◆ What is expected ◆
Please give the count of lines holding the string "Japan" and nothing besides.

◆ Input rows ◆
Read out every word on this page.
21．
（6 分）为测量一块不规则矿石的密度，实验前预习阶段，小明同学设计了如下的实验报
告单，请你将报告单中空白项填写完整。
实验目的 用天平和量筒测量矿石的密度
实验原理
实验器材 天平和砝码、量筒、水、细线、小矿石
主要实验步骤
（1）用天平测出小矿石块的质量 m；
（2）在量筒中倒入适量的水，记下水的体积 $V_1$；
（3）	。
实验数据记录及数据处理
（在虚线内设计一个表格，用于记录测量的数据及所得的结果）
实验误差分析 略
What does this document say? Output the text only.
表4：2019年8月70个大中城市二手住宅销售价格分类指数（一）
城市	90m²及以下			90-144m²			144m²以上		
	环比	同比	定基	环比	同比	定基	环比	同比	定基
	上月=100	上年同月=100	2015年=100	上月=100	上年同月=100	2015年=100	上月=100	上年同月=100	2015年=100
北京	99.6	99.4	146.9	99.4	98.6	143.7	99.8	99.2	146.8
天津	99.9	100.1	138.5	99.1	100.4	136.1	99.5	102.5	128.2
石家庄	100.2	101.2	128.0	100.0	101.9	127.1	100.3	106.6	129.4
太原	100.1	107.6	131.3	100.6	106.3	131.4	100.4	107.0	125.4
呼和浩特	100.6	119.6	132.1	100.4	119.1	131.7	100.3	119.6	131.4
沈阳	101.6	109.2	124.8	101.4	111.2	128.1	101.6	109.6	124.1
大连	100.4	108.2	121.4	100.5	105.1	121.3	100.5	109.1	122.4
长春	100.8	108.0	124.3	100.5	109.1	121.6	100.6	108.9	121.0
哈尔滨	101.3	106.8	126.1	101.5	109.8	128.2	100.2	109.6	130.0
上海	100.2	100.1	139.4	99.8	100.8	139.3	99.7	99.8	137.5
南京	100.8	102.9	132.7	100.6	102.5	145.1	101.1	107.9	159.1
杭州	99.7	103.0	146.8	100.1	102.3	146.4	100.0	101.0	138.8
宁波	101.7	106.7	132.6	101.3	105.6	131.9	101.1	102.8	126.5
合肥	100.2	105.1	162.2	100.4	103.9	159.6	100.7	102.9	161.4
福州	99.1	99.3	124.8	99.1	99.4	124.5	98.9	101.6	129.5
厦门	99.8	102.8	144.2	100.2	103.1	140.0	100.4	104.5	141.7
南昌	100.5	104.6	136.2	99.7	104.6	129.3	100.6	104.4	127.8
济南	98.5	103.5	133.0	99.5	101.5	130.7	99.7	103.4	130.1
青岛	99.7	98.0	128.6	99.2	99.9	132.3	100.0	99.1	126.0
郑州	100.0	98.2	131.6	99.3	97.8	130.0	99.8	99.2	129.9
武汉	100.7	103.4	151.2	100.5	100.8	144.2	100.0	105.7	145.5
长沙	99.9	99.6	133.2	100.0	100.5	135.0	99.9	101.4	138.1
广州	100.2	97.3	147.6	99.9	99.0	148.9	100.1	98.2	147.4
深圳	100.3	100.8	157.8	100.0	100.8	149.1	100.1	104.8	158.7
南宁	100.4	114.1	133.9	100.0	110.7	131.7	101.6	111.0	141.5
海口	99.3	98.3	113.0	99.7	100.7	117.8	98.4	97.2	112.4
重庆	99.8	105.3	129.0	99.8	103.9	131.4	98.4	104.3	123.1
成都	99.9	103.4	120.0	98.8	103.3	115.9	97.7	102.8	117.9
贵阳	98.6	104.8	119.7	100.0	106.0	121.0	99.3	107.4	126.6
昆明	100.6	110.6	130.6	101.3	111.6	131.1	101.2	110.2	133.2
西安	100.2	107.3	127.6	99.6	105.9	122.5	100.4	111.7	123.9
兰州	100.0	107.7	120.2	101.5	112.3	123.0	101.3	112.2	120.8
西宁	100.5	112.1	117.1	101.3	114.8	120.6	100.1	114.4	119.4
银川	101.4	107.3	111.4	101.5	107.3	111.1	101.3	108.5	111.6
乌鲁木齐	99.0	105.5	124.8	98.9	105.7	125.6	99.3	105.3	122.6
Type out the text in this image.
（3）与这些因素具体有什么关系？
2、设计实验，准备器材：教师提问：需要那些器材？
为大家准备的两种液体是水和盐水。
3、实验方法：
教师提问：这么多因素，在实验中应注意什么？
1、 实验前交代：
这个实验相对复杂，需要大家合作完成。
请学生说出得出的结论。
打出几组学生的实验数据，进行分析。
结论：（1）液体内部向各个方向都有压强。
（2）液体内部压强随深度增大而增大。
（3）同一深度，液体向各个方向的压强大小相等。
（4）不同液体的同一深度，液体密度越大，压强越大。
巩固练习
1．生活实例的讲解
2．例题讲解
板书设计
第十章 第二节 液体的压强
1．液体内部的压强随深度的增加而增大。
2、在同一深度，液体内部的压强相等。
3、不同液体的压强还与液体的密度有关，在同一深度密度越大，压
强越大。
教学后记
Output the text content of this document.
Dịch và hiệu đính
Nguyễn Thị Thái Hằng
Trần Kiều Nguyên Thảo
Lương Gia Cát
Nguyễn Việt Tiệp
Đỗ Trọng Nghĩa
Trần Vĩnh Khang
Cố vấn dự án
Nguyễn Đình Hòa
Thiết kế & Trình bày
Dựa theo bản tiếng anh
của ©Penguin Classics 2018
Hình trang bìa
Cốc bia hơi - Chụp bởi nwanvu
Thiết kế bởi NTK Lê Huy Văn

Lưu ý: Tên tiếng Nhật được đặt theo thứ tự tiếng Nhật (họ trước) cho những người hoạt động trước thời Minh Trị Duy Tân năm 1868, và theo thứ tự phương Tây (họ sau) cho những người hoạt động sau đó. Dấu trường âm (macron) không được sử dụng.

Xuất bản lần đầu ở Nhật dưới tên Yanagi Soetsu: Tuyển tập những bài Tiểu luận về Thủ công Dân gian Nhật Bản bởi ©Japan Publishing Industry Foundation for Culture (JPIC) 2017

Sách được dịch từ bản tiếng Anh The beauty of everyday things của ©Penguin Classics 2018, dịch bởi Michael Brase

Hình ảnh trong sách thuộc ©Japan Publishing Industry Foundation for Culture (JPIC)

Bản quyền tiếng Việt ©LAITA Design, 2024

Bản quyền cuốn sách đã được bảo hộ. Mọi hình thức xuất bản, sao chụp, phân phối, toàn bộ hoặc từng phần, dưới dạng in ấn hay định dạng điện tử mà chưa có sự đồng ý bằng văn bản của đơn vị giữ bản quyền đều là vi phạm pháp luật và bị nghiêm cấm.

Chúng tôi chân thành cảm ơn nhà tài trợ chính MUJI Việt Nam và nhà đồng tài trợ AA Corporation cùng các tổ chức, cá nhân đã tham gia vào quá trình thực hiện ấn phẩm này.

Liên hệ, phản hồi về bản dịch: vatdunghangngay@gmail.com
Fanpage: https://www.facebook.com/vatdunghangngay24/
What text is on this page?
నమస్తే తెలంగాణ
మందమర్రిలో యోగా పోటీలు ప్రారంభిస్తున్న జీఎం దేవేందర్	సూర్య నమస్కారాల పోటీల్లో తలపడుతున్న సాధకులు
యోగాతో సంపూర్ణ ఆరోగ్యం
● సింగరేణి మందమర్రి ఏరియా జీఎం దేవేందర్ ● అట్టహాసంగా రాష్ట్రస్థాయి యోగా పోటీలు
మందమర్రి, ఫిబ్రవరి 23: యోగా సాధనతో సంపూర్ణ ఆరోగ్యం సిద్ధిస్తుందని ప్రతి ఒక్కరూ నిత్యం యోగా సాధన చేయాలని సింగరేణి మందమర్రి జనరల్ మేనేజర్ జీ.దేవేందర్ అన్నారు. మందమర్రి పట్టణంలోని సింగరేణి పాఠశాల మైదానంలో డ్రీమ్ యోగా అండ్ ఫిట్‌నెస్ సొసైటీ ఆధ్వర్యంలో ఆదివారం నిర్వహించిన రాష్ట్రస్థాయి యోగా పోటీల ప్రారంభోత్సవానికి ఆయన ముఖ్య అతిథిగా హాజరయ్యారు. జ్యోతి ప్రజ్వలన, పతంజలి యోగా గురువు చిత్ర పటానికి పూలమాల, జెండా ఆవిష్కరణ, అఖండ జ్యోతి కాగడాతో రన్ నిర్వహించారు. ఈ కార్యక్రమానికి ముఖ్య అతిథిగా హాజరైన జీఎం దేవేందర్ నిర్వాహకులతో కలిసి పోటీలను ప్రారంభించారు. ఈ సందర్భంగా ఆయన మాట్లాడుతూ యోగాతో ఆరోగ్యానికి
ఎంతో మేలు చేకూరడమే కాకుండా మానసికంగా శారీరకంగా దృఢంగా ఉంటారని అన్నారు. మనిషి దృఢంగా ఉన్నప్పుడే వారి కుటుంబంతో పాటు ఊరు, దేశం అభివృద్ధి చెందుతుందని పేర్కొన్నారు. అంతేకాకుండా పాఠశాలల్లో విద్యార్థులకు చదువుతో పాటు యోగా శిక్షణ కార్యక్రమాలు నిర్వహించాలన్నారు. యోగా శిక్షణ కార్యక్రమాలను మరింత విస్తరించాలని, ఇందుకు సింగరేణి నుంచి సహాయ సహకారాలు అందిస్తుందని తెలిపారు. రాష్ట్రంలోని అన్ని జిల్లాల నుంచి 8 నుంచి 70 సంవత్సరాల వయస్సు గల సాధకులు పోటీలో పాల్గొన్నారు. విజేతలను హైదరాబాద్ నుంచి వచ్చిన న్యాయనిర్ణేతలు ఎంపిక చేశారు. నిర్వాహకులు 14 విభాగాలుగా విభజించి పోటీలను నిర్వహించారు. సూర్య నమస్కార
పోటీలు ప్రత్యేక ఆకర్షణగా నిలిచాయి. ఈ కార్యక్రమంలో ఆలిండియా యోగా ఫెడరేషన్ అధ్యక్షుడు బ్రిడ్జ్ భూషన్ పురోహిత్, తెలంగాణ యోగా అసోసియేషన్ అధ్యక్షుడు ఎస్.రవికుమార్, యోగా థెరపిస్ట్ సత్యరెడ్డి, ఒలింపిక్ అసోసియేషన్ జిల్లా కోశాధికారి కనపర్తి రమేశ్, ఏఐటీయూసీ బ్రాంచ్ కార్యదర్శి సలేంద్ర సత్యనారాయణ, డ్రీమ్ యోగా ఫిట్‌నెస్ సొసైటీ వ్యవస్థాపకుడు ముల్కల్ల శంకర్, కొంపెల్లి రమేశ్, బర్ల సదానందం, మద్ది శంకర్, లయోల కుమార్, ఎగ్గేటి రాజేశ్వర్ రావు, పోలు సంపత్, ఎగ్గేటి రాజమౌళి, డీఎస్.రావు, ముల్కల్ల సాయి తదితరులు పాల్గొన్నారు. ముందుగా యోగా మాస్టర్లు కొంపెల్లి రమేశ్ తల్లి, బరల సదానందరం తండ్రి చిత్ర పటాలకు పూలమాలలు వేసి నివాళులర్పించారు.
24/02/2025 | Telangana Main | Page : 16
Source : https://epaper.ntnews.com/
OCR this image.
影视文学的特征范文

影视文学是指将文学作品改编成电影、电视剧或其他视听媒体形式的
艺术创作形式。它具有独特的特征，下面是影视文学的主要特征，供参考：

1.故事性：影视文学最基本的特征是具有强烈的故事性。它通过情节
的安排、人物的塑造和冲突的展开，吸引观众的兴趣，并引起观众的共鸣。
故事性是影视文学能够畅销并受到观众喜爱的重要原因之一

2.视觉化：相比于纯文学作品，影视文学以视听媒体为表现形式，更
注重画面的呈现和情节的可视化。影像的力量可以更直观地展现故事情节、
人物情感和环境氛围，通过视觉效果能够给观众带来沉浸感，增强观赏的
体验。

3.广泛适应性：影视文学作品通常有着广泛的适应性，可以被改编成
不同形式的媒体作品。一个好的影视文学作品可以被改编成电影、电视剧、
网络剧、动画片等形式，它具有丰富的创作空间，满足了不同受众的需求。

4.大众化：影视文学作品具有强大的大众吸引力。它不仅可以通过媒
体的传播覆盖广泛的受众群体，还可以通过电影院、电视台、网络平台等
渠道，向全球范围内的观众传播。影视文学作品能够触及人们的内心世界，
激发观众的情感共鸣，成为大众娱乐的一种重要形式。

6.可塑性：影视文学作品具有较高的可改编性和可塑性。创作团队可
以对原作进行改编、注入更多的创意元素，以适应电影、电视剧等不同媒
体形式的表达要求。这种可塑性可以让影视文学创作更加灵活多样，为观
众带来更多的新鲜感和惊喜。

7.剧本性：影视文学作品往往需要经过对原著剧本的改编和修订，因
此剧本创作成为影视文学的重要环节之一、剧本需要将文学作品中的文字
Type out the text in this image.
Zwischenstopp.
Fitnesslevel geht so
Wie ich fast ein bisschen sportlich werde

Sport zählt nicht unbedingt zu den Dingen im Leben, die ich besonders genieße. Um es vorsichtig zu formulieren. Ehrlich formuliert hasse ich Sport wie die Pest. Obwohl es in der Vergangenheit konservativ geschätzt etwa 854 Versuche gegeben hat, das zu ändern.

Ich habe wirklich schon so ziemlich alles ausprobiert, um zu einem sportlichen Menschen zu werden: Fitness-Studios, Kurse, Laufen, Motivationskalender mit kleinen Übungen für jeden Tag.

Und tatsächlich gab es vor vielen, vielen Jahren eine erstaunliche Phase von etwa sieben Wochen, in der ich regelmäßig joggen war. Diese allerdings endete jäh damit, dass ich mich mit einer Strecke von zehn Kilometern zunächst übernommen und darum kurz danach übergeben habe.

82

◆ Written solution ◆
2